Extract the whole listing as it stands. Do not include the pictures.

******

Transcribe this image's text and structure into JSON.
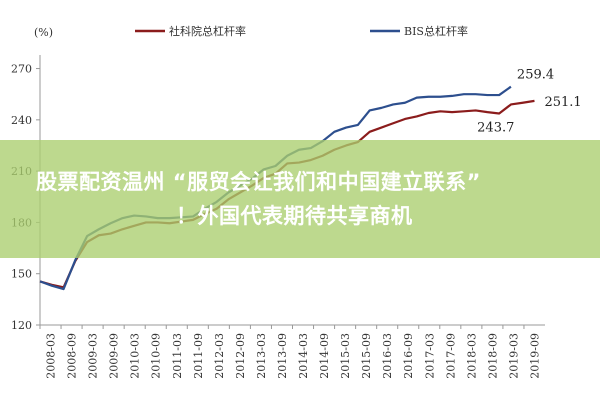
{
  "chart_data": {
    "type": "line",
    "unit_label": "(%)",
    "yticks": [
      120,
      150,
      180,
      210,
      240,
      270
    ],
    "ylim": [
      120,
      275
    ],
    "x_labels": [
      "2008-03",
      "2008-09",
      "2009-03",
      "2009-09",
      "2010-03",
      "2010-09",
      "2011-03",
      "2011-09",
      "2012-03",
      "2012-09",
      "2013-03",
      "2013-09",
      "2014-03",
      "2014-09",
      "2015-03",
      "2015-09",
      "2016-03",
      "2016-09",
      "2017-03",
      "2017-09",
      "2018-03",
      "2018-09",
      "2019-03",
      "2019-09"
    ],
    "series": [
      {
        "name": "社科院总杠杆率",
        "color": "#8b1c1c",
        "values": [
          145.5,
          143.5,
          142.0,
          157.5,
          168.5,
          172.5,
          173.5,
          176.0,
          178.0,
          180.0,
          180.0,
          179.5,
          180.5,
          181.5,
          185.0,
          188.0,
          193.5,
          197.5,
          201.5,
          206.0,
          208.5,
          214.5,
          215.0,
          216.5,
          219.0,
          222.5,
          225.0,
          227.0,
          233.0,
          235.5,
          238.0,
          240.5,
          242.0,
          244.0,
          245.0,
          244.5,
          245.0,
          245.5,
          244.5,
          243.7,
          249.0,
          250.0,
          251.1
        ]
      },
      {
        "name": "BIS总杠杆率",
        "color": "#2d4f8e",
        "values": [
          145.5,
          143.0,
          141.0,
          158.0,
          172.0,
          176.0,
          179.5,
          182.5,
          184.0,
          183.5,
          182.5,
          182.5,
          183.0,
          183.5,
          188.0,
          192.0,
          197.5,
          201.5,
          205.5,
          211.0,
          213.0,
          219.0,
          222.5,
          223.5,
          227.5,
          233.0,
          235.5,
          237.0,
          245.5,
          247.0,
          249.0,
          250.0,
          253.0,
          253.5,
          253.5,
          254.0,
          255.0,
          255.0,
          254.5,
          254.5,
          259.4
        ]
      }
    ],
    "annotations": [
      {
        "text": "259.4",
        "series": 1,
        "point": "last"
      },
      {
        "text": "251.1",
        "series": 0,
        "point": "last"
      },
      {
        "text": "243.7",
        "series": 0,
        "point": 39
      }
    ]
  },
  "banner": {
    "line1": "股票配资温州 “服贸会让我们和中国建立联系”",
    "line2": "！外国代表期待共享商机"
  }
}
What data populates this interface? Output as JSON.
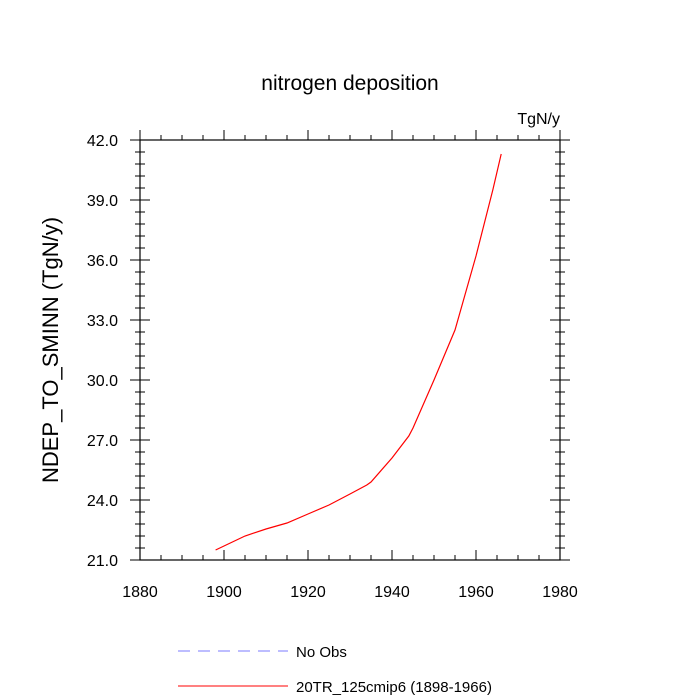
{
  "chart_data": {
    "type": "line",
    "title": "nitrogen deposition",
    "units_label": "TgN/y",
    "xlabel": "",
    "ylabel": "NDEP_TO_SMINN  (TgN/y)",
    "xlim": [
      1880,
      1980
    ],
    "ylim": [
      21.0,
      42.0
    ],
    "x_ticks": [
      1880,
      1900,
      1920,
      1940,
      1960,
      1980
    ],
    "x_tick_labels": [
      "1880",
      "1900",
      "1920",
      "1940",
      "1960",
      "1980"
    ],
    "y_ticks": [
      21,
      24,
      27,
      30,
      33,
      36,
      39,
      42
    ],
    "y_tick_labels": [
      "21.0",
      "24.0",
      "27.0",
      "30.0",
      "33.0",
      "36.0",
      "39.0",
      "42.0"
    ],
    "grid": false,
    "legend_position": "bottom",
    "series": [
      {
        "name": "No Obs",
        "color": "#7b7bff",
        "dash": "dashed",
        "x": [],
        "y": []
      },
      {
        "name": "20TR_125cmip6 (1898-1966)",
        "color": "#ff0000",
        "dash": "solid",
        "x": [
          1898,
          1900,
          1905,
          1910,
          1915,
          1920,
          1925,
          1930,
          1934,
          1935,
          1940,
          1944,
          1945,
          1950,
          1955,
          1960,
          1964,
          1966
        ],
        "y": [
          21.5,
          21.7,
          22.2,
          22.55,
          22.85,
          23.3,
          23.75,
          24.3,
          24.75,
          24.9,
          26.1,
          27.2,
          27.6,
          30.0,
          32.5,
          36.2,
          39.5,
          41.3
        ]
      }
    ]
  }
}
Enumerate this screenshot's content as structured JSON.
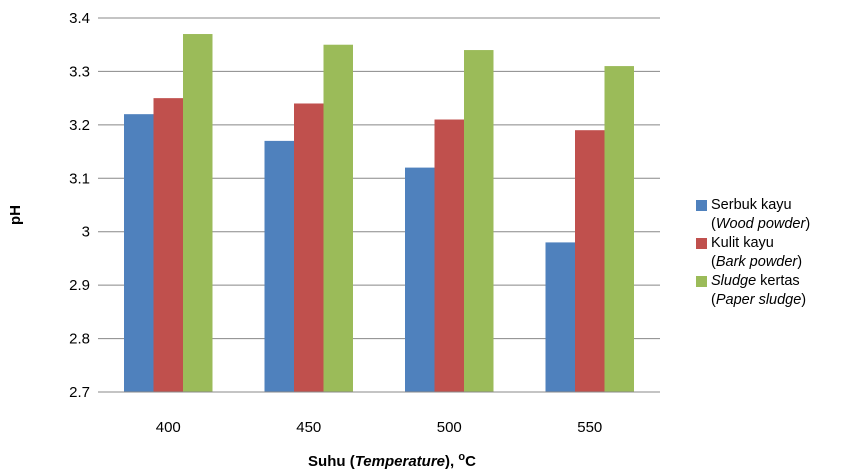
{
  "chart_data": {
    "type": "bar",
    "categories": [
      "400",
      "450",
      "500",
      "550"
    ],
    "series": [
      {
        "name_lines": [
          [
            "Serbuk kayu",
            ""
          ],
          [
            "(",
            "Wood powder",
            ")"
          ]
        ],
        "color": "#4f81bd",
        "values": [
          3.22,
          3.17,
          3.12,
          2.98
        ]
      },
      {
        "name_lines": [
          [
            "Kulit kayu",
            ""
          ],
          [
            "(",
            "Bark powder",
            ")"
          ]
        ],
        "color": "#c0504d",
        "values": [
          3.25,
          3.24,
          3.21,
          3.19
        ]
      },
      {
        "name_lines": [
          [
            "",
            "Sludge",
            " kertas"
          ],
          [
            "(",
            "Paper sludge",
            ")"
          ]
        ],
        "color": "#9bbb59",
        "values": [
          3.37,
          3.35,
          3.34,
          3.31
        ]
      }
    ],
    "ylim": [
      2.7,
      3.4
    ],
    "yticks": [
      "2.7",
      "2.8",
      "2.9",
      "3",
      "3.1",
      "3.2",
      "3.3",
      "3.4"
    ],
    "ylabel": "pH",
    "xlabel_parts": {
      "pre": "Suhu (",
      "italic": "Temperature",
      "post": "),  ",
      "sup": "o",
      "unit": "C"
    },
    "grid": true,
    "legend_position": "right"
  }
}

******

■ **Result of this exercise**
Transcribe this image's text and structure into JSON.
{
  "chart_data": {
    "type": "line",
    "unit_label": "(%)",
    "yticks": [
      120,
      150,
      180,
      210,
      240,
      270
    ],
    "ylim": [
      120,
      275
    ],
    "x_labels": [
      "2008-03",
      "2008-09",
      "2009-03",
      "2009-09",
      "2010-03",
      "2010-09",
      "2011-03",
      "2011-09",
      "2012-03",
      "2012-09",
      "2013-03",
      "2013-09",
      "2014-03",
      "2014-09",
      "2015-03",
      "2015-09",
      "2016-03",
      "2016-09",
      "2017-03",
      "2017-09",
      "2018-03",
      "2018-09",
      "2019-03",
      "2019-09"
    ],
    "series": [
      {
        "name": "社科院总杠杆率",
        "color": "#8b1c1c",
        "values": [
          145.5,
          143.5,
          142.0,
          157.5,
          168.5,
          172.5,
          173.5,
          176.0,
          178.0,
          180.0,
          180.0,
          179.5,
          180.5,
          181.5,
          185.0,
          188.0,
          193.5,
          197.5,
          201.5,
          206.0,
          208.5,
          214.5,
          215.0,
          216.5,
          219.0,
          222.5,
          225.0,
          227.0,
          233.0,
          235.5,
          238.0,
          240.5,
          242.0,
          244.0,
          245.0,
          244.5,
          245.0,
          245.5,
          244.5,
          243.7,
          249.0,
          250.0,
          251.1
        ]
      },
      {
        "name": "BIS总杠杆率",
        "color": "#2d4f8e",
        "values": [
          145.5,
          143.0,
          141.0,
          158.0,
          172.0,
          176.0,
          179.5,
          182.5,
          184.0,
          183.5,
          182.5,
          182.5,
          183.0,
          183.5,
          188.0,
          192.0,
          197.5,
          201.5,
          205.5,
          211.0,
          213.0,
          219.0,
          222.5,
          223.5,
          227.5,
          233.0,
          235.5,
          237.0,
          245.5,
          247.0,
          249.0,
          250.0,
          253.0,
          253.5,
          253.5,
          254.0,
          255.0,
          255.0,
          254.5,
          254.5,
          259.4
        ]
      }
    ],
    "annotations": [
      {
        "text": "259.4",
        "series": 1,
        "point": "last"
      },
      {
        "text": "251.1",
        "series": 0,
        "point": "last"
      },
      {
        "text": "243.7",
        "series": 0,
        "point": 39
      }
    ]
  },
  "banner": {
    "line1": "股票配资温州 “服贸会让我们和中国建立联系”",
    "line2": "！外国代表期待共享商机"
  }
}
What data populates this interface? Output as JSON.
{
  "chart_data": {
    "type": "line",
    "title": "nitrogen deposition",
    "units_label": "TgN/y",
    "xlabel": "",
    "ylabel": "NDEP_TO_SMINN  (TgN/y)",
    "xlim": [
      1880,
      1980
    ],
    "ylim": [
      21.0,
      42.0
    ],
    "x_ticks": [
      1880,
      1900,
      1920,
      1940,
      1960,
      1980
    ],
    "x_tick_labels": [
      "1880",
      "1900",
      "1920",
      "1940",
      "1960",
      "1980"
    ],
    "y_ticks": [
      21,
      24,
      27,
      30,
      33,
      36,
      39,
      42
    ],
    "y_tick_labels": [
      "21.0",
      "24.0",
      "27.0",
      "30.0",
      "33.0",
      "36.0",
      "39.0",
      "42.0"
    ],
    "grid": false,
    "legend_position": "bottom",
    "series": [
      {
        "name": "No Obs",
        "color": "#7b7bff",
        "dash": "dashed",
        "x": [],
        "y": []
      },
      {
        "name": "20TR_125cmip6 (1898-1966)",
        "color": "#ff0000",
        "dash": "solid",
        "x": [
          1898,
          1900,
          1905,
          1910,
          1915,
          1920,
          1925,
          1930,
          1934,
          1935,
          1940,
          1944,
          1945,
          1950,
          1955,
          1960,
          1964,
          1966
        ],
        "y": [
          21.5,
          21.7,
          22.2,
          22.55,
          22.85,
          23.3,
          23.75,
          24.3,
          24.75,
          24.9,
          26.1,
          27.2,
          27.6,
          30.0,
          32.5,
          36.2,
          39.5,
          41.3
        ]
      }
    ]
  }
}
Enumerate this screenshot's content as structured JSON.
{
  "chart_data": {
    "type": "bar",
    "categories": [
      "400",
      "450",
      "500",
      "550"
    ],
    "series": [
      {
        "name_lines": [
          [
            "Serbuk kayu",
            ""
          ],
          [
            "(",
            "Wood powder",
            ")"
          ]
        ],
        "color": "#4f81bd",
        "values": [
          3.22,
          3.17,
          3.12,
          2.98
        ]
      },
      {
        "name_lines": [
          [
            "Kulit kayu",
            ""
          ],
          [
            "(",
            "Bark powder",
            ")"
          ]
        ],
        "color": "#c0504d",
        "values": [
          3.25,
          3.24,
          3.21,
          3.19
        ]
      },
      {
        "name_lines": [
          [
            "",
            "Sludge",
            " kertas"
          ],
          [
            "(",
            "Paper sludge",
            ")"
          ]
        ],
        "color": "#9bbb59",
        "values": [
          3.37,
          3.35,
          3.34,
          3.31
        ]
      }
    ],
    "ylim": [
      2.7,
      3.4
    ],
    "yticks": [
      "2.7",
      "2.8",
      "2.9",
      "3",
      "3.1",
      "3.2",
      "3.3",
      "3.4"
    ],
    "ylabel": "pH",
    "xlabel_parts": {
      "pre": "Suhu (",
      "italic": "Temperature",
      "post": "),  ",
      "sup": "o",
      "unit": "C"
    },
    "grid": true,
    "legend_position": "right"
  }
}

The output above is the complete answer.